RECORDS FOR THIS TASK:
######

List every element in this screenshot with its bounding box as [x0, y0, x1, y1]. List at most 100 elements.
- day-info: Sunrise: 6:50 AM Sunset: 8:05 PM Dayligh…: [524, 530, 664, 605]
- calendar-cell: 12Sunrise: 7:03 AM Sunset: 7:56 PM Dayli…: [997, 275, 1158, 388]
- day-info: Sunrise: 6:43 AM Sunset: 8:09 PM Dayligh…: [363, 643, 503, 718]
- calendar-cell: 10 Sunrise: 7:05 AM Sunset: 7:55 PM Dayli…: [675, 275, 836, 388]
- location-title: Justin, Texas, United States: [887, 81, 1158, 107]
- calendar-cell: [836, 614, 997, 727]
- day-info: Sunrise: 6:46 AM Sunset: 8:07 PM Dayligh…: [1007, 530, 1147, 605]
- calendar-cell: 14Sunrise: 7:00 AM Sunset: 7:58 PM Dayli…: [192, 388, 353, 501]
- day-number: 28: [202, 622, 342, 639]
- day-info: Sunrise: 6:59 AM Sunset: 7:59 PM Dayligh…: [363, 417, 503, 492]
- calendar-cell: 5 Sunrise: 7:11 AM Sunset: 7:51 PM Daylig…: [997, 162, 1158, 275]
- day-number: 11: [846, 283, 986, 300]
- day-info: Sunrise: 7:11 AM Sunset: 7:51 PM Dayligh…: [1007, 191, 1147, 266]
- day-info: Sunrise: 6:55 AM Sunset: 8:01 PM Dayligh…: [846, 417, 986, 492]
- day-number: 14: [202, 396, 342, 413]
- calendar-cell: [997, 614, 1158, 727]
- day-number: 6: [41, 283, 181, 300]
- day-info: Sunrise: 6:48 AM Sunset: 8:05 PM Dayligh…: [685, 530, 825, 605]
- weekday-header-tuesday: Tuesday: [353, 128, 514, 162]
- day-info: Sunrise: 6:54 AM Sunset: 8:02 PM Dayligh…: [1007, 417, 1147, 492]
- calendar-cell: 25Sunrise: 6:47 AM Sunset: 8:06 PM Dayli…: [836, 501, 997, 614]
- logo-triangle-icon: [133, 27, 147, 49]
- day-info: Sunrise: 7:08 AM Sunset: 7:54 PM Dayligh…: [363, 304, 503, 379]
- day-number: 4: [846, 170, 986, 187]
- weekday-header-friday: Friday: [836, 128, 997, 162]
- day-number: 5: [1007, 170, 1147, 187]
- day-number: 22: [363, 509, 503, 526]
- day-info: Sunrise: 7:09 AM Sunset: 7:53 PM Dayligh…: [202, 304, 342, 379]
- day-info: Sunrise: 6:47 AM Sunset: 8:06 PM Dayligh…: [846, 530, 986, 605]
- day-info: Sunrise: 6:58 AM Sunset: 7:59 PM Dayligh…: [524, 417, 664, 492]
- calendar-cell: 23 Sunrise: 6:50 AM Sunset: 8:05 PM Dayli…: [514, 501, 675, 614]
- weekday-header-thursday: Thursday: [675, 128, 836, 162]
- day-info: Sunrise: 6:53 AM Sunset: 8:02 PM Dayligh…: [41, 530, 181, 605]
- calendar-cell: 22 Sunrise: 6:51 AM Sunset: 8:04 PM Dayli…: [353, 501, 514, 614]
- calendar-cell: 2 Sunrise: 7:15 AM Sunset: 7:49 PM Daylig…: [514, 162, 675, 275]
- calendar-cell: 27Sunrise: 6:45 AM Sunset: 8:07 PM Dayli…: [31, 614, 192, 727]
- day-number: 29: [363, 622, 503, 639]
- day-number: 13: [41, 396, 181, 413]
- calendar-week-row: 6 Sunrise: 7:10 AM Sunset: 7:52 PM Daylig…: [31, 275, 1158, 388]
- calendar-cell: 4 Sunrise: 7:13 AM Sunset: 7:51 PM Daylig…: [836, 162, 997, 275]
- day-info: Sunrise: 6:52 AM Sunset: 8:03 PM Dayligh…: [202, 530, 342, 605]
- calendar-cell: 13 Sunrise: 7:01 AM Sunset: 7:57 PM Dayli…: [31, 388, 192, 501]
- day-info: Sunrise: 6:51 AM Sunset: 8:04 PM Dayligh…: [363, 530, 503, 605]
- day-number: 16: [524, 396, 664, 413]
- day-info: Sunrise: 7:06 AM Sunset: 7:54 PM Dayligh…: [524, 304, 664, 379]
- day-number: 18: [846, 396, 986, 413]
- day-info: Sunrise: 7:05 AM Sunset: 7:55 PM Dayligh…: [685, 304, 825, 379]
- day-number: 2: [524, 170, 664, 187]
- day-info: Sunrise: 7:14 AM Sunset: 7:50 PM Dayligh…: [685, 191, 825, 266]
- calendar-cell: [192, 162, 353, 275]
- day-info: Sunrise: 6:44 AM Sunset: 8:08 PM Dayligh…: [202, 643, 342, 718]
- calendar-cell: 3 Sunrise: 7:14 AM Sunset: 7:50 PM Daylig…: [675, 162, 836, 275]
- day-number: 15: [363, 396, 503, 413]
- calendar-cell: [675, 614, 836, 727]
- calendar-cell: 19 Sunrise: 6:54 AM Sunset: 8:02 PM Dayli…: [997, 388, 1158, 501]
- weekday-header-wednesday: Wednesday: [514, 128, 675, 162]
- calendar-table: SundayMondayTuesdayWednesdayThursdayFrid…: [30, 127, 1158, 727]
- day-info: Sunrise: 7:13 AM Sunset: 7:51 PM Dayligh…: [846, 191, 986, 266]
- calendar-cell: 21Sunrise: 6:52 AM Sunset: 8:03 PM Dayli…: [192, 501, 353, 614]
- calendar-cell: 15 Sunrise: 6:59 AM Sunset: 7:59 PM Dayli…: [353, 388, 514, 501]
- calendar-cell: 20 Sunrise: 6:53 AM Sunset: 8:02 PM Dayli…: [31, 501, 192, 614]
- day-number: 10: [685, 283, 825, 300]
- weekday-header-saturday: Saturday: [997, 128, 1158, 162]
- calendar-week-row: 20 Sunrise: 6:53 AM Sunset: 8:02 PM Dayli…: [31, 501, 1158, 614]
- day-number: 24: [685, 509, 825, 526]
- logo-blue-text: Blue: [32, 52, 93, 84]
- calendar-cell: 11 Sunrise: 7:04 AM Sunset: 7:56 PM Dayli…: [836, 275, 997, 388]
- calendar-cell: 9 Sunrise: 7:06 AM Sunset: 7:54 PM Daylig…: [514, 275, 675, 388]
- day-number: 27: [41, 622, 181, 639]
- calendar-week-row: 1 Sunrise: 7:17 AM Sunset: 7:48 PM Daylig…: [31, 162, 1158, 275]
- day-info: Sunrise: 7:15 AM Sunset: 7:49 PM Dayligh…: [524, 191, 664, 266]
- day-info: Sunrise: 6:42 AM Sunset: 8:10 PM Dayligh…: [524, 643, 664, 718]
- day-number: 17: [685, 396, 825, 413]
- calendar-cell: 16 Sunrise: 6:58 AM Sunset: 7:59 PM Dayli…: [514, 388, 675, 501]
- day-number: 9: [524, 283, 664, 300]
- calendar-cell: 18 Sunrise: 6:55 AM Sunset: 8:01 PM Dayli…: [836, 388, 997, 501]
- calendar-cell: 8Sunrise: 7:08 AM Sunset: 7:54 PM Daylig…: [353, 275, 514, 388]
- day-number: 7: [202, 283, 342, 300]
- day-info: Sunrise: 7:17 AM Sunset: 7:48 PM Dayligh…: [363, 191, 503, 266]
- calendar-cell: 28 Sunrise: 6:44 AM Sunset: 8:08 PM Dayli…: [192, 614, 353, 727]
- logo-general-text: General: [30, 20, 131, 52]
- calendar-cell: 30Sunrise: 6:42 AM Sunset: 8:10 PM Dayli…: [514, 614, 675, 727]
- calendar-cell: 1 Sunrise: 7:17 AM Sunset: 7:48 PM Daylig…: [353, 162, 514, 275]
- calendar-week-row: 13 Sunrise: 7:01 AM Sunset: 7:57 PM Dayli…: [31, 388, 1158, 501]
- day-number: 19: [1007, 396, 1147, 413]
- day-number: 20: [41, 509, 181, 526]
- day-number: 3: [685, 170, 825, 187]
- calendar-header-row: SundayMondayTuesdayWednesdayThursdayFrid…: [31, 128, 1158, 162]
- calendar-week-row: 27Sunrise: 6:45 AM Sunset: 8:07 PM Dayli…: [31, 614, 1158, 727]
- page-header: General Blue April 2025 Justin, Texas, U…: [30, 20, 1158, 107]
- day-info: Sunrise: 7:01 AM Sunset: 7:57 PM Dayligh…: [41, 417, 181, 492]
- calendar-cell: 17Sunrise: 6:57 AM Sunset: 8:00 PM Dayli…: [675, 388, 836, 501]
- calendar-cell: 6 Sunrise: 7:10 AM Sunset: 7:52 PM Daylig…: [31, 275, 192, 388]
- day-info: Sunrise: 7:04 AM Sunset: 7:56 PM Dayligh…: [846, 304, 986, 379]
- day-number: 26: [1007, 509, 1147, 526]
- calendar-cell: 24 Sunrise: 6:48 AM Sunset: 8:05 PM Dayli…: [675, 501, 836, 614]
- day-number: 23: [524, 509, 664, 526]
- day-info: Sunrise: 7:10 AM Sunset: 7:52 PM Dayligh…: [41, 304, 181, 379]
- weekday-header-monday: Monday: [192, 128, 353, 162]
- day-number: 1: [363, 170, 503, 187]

######

INSTRUCTION: Format everything from the start of the material down to the line containing "- day-info: Sunrise: 6:58" as a numbered list, both ends included and blank lines dropped.

RESPONSE:
1. List every element in this screenshot with its bounding box as [x0, y0, x1, y1]. List at most 100 elements.
2. - day-info: Sunrise: 6:50 AM Sunset: 8:05 PM Dayligh…: [524, 530, 664, 605]
3. - calendar-cell: 12Sunrise: 7:03 AM Sunset: 7:56 PM Dayli…: [997, 275, 1158, 388]
4. - day-info: Sunrise: 6:43 AM Sunset: 8:09 PM Dayligh…: [363, 643, 503, 718]
5. - calendar-cell: 10 Sunrise: 7:05 AM Sunset: 7:55 PM Dayli…: [675, 275, 836, 388]
6. - location-title: Justin, Texas, United States: [887, 81, 1158, 107]
7. - calendar-cell: [836, 614, 997, 727]
8. - day-info: Sunrise: 6:46 AM Sunset: 8:07 PM Dayligh…: [1007, 530, 1147, 605]
9. - calendar-cell: 14Sunrise: 7:00 AM Sunset: 7:58 PM Dayli…: [192, 388, 353, 501]
10. - day-number: 28: [202, 622, 342, 639]
11. - day-info: Sunrise: 6:59 AM Sunset: 7:59 PM Dayligh…: [363, 417, 503, 492]
12. - calendar-cell: 5 Sunrise: 7:11 AM Sunset: 7:51 PM Daylig…: [997, 162, 1158, 275]
13. - day-number: 11: [846, 283, 986, 300]
14. - day-info: Sunrise: 7:11 AM Sunset: 7:51 PM Dayligh…: [1007, 191, 1147, 266]
15. - day-info: Sunrise: 6:55 AM Sunset: 8:01 PM Dayligh…: [846, 417, 986, 492]
16. - day-number: 14: [202, 396, 342, 413]
17. - calendar-cell: [997, 614, 1158, 727]
18. - day-number: 6: [41, 283, 181, 300]
19. - day-info: Sunrise: 6:48 AM Sunset: 8:05 PM Dayligh…: [685, 530, 825, 605]
20. - weekday-header-tuesday: Tuesday: [353, 128, 514, 162]
21. - day-info: Sunrise: 6:54 AM Sunset: 8:02 PM Dayligh…: [1007, 417, 1147, 492]
22. - calendar-cell: 25Sunrise: 6:47 AM Sunset: 8:06 PM Dayli…: [836, 501, 997, 614]
23. - logo-triangle-icon: [133, 27, 147, 49]
24. - day-info: Sunrise: 7:08 AM Sunset: 7:54 PM Dayligh…: [363, 304, 503, 379]
25. - day-number: 4: [846, 170, 986, 187]
26. - weekday-header-friday: Friday: [836, 128, 997, 162]
27. - day-number: 5: [1007, 170, 1147, 187]
28. - day-number: 22: [363, 509, 503, 526]
29. - day-info: Sunrise: 7:09 AM Sunset: 7:53 PM Dayligh…: [202, 304, 342, 379]
30. - day-info: Sunrise: 6:47 AM Sunset: 8:06 PM Dayligh…: [846, 530, 986, 605]
31. - day-info: Sunrise: 6:58 AM Sunset: 7:59 PM Dayligh…: [524, 417, 664, 492]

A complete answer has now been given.